== Written request ==
Locate every line in the records below that contains the word "damage", and copy each one.

== Extracted data entries ==
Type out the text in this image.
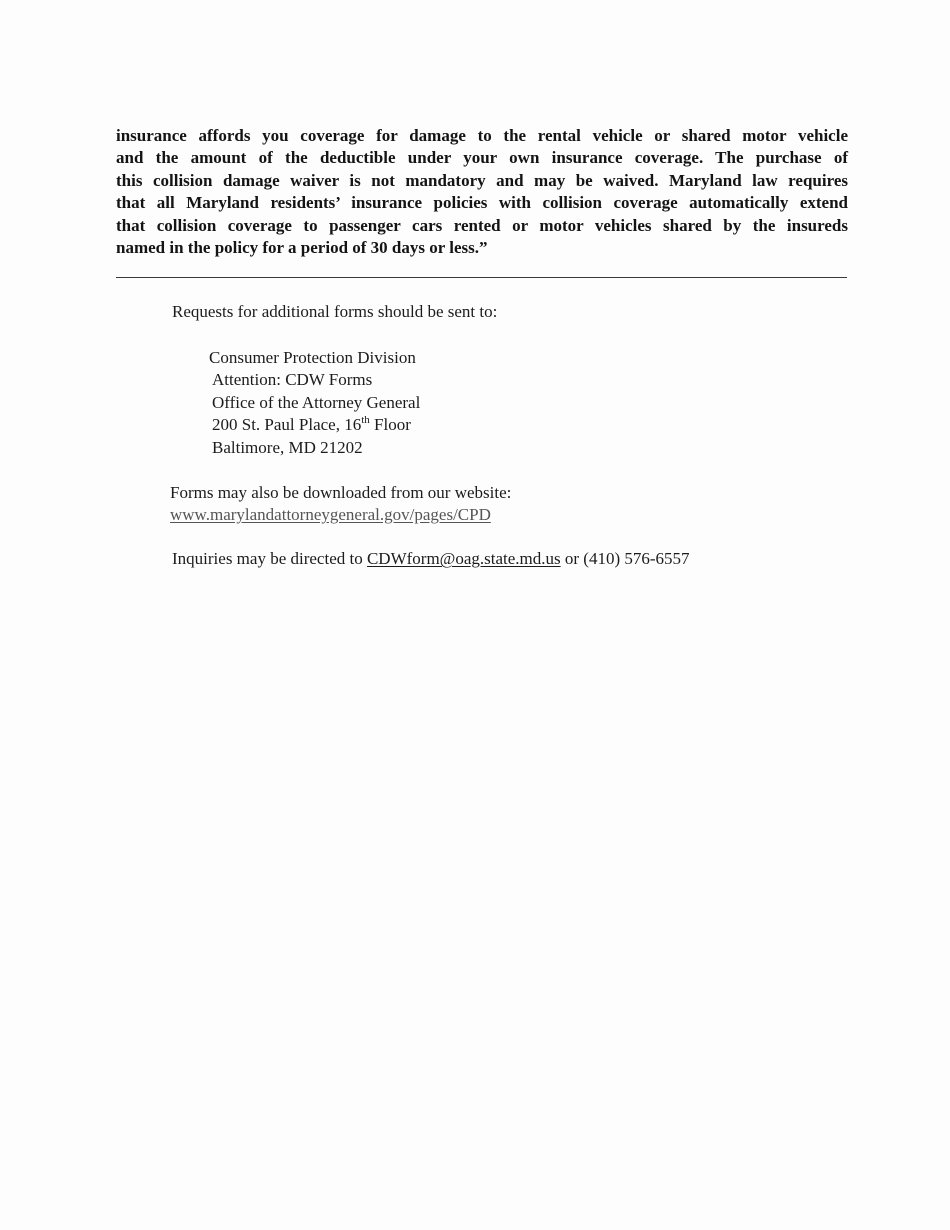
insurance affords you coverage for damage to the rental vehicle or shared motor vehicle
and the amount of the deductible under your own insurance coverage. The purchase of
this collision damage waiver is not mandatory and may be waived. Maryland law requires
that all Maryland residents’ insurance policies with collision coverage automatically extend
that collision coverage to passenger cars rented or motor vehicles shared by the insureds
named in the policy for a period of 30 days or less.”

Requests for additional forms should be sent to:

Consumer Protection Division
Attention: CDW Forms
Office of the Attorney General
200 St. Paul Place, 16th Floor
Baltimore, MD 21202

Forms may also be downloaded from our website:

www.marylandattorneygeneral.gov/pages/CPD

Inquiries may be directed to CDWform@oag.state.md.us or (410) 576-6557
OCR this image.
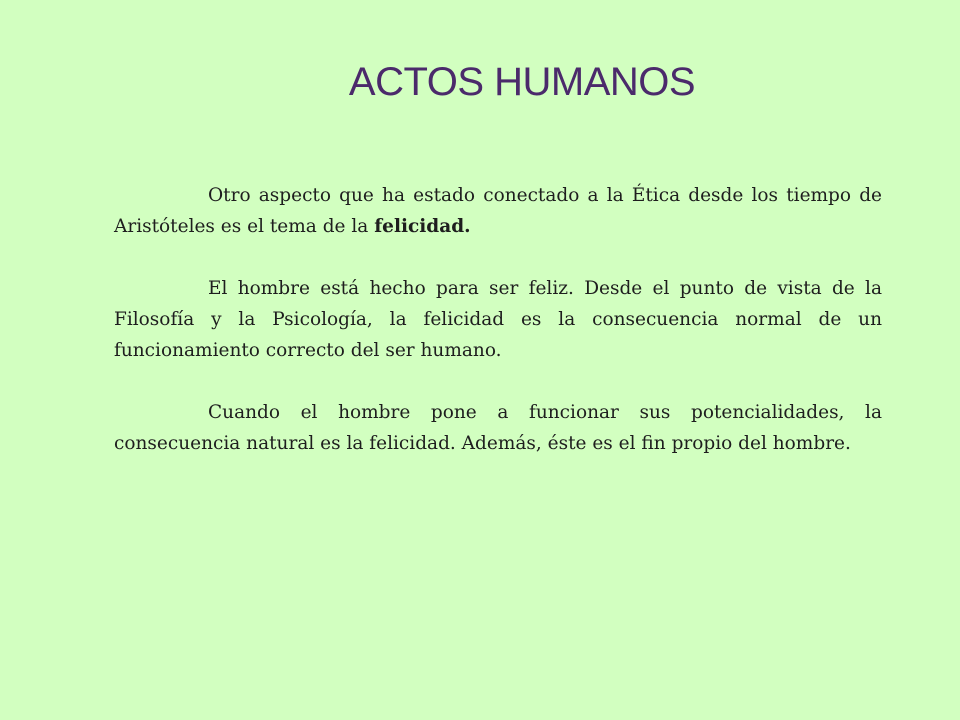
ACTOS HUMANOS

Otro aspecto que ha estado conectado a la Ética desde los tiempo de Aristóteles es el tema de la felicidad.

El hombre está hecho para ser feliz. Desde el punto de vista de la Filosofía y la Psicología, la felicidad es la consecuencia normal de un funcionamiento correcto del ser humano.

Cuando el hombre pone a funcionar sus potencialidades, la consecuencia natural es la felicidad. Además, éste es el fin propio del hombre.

...

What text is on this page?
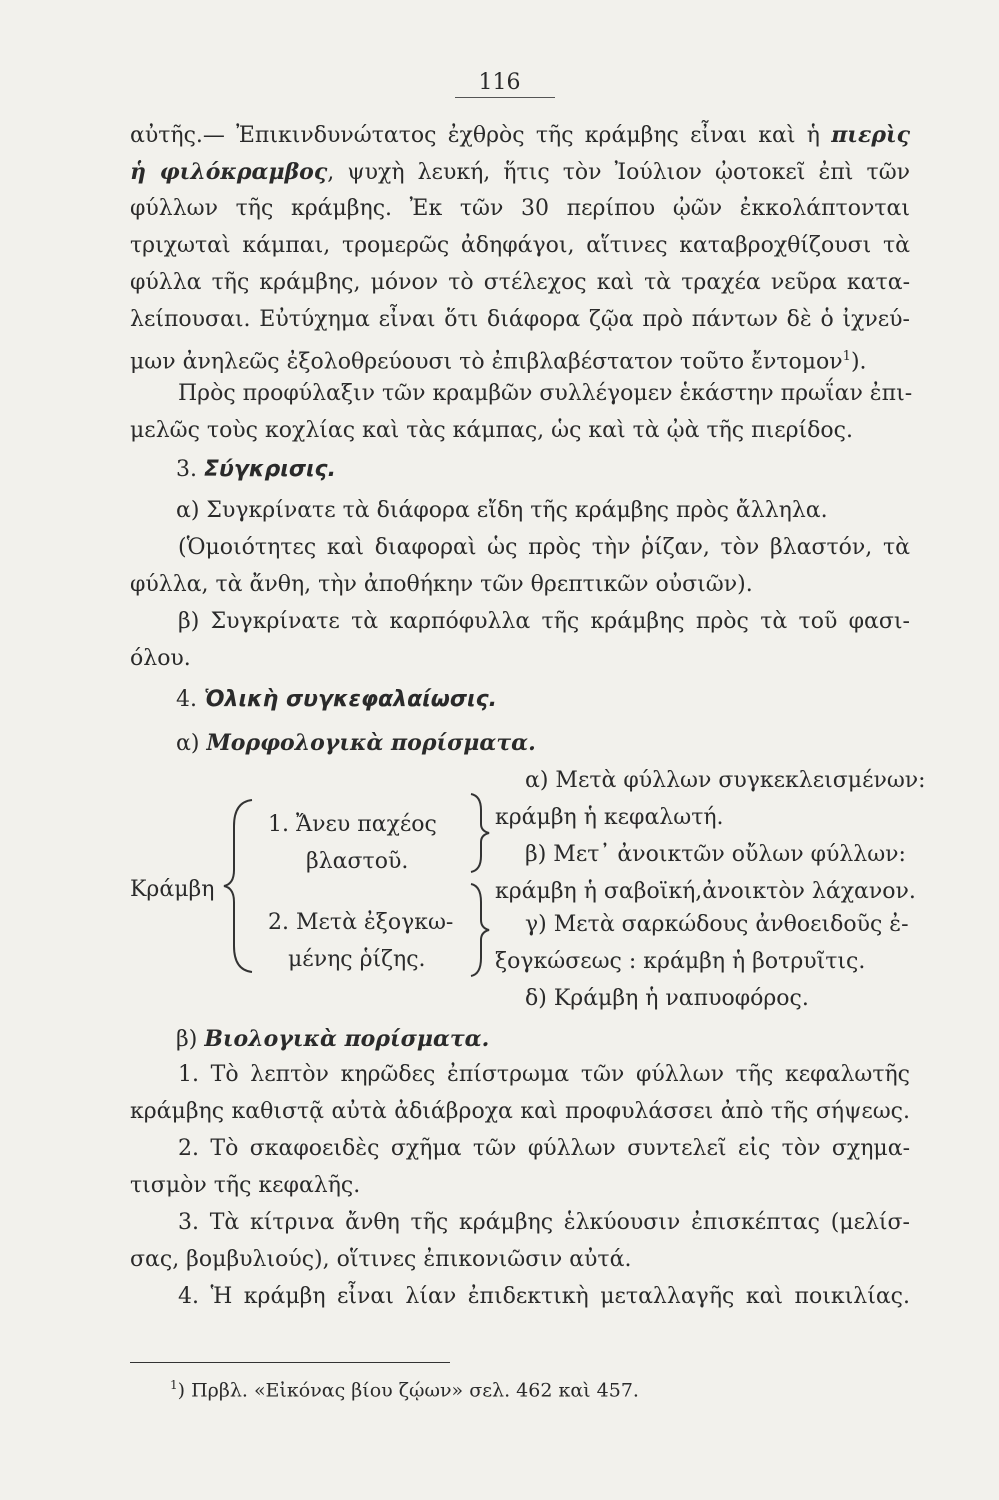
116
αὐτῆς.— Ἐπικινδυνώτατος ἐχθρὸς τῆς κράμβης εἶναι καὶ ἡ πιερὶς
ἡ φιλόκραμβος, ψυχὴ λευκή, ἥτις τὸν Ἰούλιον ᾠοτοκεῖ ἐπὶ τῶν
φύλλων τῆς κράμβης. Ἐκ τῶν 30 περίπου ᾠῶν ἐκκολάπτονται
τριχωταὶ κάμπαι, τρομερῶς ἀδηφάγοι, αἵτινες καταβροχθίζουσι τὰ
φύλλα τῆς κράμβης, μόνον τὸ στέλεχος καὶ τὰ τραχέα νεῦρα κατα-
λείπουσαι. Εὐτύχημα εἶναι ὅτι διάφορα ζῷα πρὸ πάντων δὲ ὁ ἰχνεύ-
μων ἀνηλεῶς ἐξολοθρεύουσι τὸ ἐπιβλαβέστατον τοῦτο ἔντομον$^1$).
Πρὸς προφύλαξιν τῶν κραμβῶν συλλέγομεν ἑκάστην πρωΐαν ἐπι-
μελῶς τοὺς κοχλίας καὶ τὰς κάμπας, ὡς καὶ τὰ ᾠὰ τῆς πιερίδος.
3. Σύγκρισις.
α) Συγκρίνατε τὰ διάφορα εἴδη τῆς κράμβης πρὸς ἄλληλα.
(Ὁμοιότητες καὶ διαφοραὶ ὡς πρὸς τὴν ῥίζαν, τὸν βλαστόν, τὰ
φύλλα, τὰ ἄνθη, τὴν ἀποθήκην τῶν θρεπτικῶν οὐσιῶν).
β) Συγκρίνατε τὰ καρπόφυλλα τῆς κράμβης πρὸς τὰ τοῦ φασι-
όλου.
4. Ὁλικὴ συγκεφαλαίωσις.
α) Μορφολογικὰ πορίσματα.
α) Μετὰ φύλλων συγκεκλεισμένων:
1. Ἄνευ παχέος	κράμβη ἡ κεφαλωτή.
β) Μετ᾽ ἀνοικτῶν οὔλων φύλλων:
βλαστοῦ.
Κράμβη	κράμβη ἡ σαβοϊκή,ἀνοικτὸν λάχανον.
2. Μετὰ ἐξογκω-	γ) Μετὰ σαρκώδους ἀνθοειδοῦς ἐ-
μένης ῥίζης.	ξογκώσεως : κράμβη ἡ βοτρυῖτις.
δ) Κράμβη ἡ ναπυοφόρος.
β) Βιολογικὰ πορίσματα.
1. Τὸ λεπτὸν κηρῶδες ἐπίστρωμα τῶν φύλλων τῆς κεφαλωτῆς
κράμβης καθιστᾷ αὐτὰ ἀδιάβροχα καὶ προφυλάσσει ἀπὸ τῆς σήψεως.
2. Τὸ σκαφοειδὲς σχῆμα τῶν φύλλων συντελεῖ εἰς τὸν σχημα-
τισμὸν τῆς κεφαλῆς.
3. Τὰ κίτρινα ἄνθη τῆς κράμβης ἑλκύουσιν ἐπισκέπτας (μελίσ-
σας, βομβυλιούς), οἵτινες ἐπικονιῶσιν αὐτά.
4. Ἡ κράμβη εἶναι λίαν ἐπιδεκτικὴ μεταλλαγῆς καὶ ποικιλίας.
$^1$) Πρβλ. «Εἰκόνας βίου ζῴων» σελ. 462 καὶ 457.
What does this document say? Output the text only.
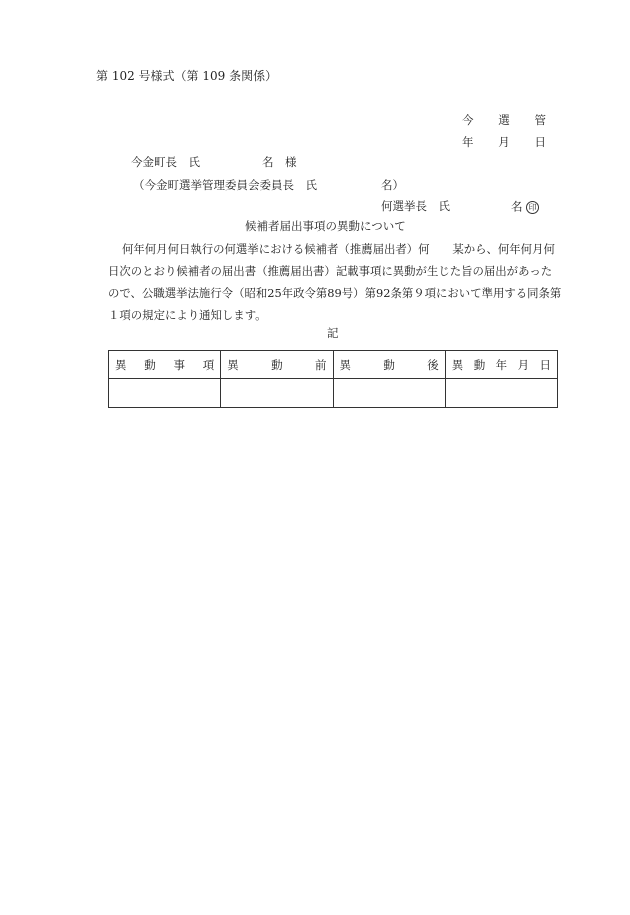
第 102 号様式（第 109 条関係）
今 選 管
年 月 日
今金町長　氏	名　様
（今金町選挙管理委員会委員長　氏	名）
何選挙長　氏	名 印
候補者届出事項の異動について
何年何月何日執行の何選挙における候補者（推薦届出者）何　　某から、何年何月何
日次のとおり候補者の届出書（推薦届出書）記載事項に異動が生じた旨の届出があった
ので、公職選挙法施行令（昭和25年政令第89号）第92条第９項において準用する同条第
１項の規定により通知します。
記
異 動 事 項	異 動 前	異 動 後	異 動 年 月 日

== Full response ==
insurance affords you coverage for damage to the rental vehicle or shared motor vehicle
this collision damage waiver is not mandatory and may be waived. Maryland law requires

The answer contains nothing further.